# What this exercise asks
- a) In the text on the evolution of the IT department, what reason does it give for stressing that using new products, concepts and services is fine only if the company benefits from them?
- b) Continue the text on the evolution of the IT department from its last sentence.

# Text block

17 Oct 2012

CIT’s Problem 7.2: The Present Evolution of the IT Department

IT is a domain in full evolution. Since a few years, we can observe some on-going tendencies.
·         Outsourcing
·         Cloud computing
·         BYOC (Bring Your Own Computer), BYOD (Bring Your Own Device), BYON (Bring Your Own Network)
·         Shadow IT - End-User Computing (EUC)
·         Agile

Using new products, concepts and services available on the market is fine. However, it is crucial that the company benefits from it. Some companies may, as a need appear, as a difficulty has to be overcome or as a problem must be solved, systematically look to buy or acquire a solution. We may acquire/buy training sessions, consultancy, services, frameworks, standards, frameworks, models, software, tools, technologies, … even without first really investigating and understanding the problem and without trying to solve it ourselves.

# Data for review
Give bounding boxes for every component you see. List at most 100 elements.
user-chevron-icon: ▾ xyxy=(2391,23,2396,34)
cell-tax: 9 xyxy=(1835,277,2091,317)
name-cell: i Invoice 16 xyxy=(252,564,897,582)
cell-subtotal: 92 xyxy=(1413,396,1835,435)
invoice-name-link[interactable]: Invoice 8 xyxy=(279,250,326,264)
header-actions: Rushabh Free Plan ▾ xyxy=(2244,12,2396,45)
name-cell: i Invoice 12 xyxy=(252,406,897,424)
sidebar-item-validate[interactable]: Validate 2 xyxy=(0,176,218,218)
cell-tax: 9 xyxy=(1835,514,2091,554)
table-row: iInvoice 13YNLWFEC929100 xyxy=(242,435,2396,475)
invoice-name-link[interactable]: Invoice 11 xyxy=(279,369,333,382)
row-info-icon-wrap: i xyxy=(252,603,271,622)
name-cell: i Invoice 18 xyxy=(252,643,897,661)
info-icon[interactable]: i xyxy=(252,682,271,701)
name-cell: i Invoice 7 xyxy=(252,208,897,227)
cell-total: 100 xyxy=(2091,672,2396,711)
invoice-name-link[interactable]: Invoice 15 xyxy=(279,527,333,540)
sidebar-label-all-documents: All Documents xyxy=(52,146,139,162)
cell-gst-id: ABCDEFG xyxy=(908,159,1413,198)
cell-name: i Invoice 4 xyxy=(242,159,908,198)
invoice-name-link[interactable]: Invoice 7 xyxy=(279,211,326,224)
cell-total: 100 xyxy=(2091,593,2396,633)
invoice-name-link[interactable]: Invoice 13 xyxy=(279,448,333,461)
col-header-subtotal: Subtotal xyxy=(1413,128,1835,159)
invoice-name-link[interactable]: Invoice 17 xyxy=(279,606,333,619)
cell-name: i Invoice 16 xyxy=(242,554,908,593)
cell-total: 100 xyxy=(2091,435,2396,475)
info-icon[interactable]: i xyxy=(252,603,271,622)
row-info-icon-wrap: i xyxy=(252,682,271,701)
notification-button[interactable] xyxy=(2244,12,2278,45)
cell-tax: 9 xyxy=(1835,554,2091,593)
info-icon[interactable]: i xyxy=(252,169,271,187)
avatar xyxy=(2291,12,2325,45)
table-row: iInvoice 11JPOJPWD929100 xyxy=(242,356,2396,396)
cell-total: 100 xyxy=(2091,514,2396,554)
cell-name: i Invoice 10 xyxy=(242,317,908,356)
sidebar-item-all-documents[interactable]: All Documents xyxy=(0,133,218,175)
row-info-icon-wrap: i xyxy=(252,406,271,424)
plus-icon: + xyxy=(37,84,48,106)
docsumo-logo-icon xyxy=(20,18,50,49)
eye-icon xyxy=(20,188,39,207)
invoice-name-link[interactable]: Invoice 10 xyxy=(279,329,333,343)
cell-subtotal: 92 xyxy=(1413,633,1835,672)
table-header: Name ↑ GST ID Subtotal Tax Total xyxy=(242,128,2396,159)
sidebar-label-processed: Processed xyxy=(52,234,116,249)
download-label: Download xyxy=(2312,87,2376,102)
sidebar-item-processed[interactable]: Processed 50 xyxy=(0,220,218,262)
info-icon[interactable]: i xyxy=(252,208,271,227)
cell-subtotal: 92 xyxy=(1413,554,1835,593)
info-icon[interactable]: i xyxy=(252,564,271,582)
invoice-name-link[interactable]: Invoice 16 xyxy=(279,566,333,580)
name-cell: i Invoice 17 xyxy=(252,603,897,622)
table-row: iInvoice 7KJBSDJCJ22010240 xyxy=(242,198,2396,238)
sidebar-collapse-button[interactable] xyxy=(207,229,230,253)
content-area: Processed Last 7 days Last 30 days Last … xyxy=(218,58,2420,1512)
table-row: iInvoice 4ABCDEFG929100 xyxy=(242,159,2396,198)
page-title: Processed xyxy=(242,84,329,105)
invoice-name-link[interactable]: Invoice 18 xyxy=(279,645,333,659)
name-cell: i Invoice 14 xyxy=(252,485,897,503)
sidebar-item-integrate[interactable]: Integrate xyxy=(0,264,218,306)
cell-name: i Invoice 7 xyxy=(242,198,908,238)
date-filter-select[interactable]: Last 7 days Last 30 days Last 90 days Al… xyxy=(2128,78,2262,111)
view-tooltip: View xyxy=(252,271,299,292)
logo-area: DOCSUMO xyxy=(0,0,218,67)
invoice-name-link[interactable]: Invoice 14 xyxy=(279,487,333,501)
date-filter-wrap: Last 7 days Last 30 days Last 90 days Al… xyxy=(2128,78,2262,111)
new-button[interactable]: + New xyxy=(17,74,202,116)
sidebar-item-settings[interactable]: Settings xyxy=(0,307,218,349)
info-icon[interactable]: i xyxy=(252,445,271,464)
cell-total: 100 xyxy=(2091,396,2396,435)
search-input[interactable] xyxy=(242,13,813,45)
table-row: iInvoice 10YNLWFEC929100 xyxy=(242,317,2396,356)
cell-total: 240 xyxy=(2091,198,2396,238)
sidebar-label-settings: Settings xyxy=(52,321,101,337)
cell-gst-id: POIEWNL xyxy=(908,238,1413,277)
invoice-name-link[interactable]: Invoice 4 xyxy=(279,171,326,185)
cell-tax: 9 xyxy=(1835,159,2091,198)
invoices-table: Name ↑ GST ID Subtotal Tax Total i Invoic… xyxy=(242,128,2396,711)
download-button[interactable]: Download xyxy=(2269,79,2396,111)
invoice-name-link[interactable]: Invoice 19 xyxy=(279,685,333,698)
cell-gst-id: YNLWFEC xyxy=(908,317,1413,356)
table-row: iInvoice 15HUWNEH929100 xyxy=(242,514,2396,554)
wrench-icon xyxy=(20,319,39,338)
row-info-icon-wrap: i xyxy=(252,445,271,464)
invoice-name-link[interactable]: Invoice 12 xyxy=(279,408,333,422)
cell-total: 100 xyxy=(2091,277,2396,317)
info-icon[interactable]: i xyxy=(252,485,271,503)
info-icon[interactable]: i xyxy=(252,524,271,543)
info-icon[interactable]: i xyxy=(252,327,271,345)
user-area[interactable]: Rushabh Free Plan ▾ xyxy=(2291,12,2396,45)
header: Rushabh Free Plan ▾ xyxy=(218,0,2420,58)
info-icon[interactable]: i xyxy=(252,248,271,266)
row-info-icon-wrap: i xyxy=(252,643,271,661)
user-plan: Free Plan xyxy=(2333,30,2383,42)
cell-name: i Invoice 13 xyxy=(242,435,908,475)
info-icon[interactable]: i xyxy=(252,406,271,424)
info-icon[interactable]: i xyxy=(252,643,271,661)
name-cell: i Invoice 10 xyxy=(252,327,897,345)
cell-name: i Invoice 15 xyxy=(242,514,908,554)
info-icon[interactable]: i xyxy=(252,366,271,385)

# Answers
- a) Some companies systematically look to buy or acquire a solution whenever a need, difficulty or problem comes up. They buy training, consultancy, services, frameworks, standards, models, software, tools or technologies without first investigating and understanding the problem or trying to solve it themselves.

- b)
Cost saving, dealing with peaks in work load, lacking of some specific competencies, the transfer of risks or a faster availability of the solution are certainly valuable arguments. But the decision to buy may also be a default way of operating or the decision may be driven by some underlying motives. They might be symptoms of underlying problems. Therefore, it is crucial to bring them to the surface. Some possible underlying reasons are:

·         The business community may have lost trust in the IT department.

·         They find that the IT department is delivering to slowly or they impose to rigid conditions and restrictions on security and usage.

·         The business community feels confident enough to take care of their own information needs. Why shouldn’t they take an initiative. They didn’t think about it to discuss the issue with the IT department.

·         They find it important to be more independent of the IT department. A power struggle may be going-on.

·         The IT department wants to avoid having to invent some concepts locally. They may have a belief of not having the skills or have more trust in concepts invented elsewhere. (driven by fear, avoiding risk taking, lacking of skills in problem solving, lack of trust in own people).

Of course, these are not the only possible motives.

The tendencies described above are not without drawbacks for IT department and indirectly for the company.

·         By looking elsewhere for solutions,

    • the IT department may lose valuable competencies (competencies in business informatics, systems analysis, ..)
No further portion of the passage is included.